**WHAT THE EXERCISE ASKS**
In the following material, identify every line holding the string "supplied" and return it.

**DATA PROVIDED**
— START —

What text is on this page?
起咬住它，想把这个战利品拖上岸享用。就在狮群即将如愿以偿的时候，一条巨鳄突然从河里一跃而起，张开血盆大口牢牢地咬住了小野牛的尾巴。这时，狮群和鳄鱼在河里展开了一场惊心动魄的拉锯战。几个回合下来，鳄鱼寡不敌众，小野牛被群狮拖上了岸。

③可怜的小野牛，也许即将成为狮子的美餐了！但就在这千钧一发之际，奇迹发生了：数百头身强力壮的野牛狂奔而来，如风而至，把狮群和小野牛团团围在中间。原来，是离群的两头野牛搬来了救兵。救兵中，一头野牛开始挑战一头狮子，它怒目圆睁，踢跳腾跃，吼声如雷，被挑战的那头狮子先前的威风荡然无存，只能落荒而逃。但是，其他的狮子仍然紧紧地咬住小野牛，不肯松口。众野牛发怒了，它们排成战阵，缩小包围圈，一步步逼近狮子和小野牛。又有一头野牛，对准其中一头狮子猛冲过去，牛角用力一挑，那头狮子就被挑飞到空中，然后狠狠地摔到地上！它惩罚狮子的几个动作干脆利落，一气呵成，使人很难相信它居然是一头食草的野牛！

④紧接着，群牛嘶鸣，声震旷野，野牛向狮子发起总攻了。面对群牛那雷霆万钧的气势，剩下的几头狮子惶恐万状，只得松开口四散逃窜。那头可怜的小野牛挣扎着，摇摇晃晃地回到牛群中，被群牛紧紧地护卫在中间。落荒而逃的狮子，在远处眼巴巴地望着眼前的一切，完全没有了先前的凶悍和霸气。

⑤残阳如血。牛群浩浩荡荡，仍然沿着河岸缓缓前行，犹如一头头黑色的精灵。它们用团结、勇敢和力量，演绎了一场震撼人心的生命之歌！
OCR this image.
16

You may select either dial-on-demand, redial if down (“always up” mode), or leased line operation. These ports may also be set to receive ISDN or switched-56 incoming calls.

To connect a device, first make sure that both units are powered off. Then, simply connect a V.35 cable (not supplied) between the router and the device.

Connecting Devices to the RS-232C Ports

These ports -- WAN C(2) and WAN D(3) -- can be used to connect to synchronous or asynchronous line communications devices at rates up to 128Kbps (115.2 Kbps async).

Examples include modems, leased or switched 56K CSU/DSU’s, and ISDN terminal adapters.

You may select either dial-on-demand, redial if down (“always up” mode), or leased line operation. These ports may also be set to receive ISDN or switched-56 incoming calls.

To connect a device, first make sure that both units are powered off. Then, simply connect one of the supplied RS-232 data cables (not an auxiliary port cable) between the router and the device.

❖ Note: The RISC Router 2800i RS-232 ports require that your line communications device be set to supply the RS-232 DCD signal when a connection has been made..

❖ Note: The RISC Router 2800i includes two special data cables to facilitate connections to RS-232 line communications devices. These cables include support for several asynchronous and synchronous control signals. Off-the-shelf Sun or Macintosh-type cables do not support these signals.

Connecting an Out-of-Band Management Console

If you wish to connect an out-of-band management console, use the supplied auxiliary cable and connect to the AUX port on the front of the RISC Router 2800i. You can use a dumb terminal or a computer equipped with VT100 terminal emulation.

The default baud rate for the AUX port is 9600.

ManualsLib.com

— END —

**REPLY TO THE EXERCISE**
To connect a device, first make sure that both units are powered off. Then, simply connect a V.35 cable (not supplied) between the router and the device.
To connect a device, first make sure that both units are powered off. Then, simply connect one of the supplied RS-232 data cables (not an auxiliary port cable) between the router and the device.
If you wish to connect an out-of-band management console, use the supplied auxiliary cable and connect to the AUX port on the front of the RISC Router 2800i. You can use a dumb terminal or a computer equipped with VT100 terminal emulation.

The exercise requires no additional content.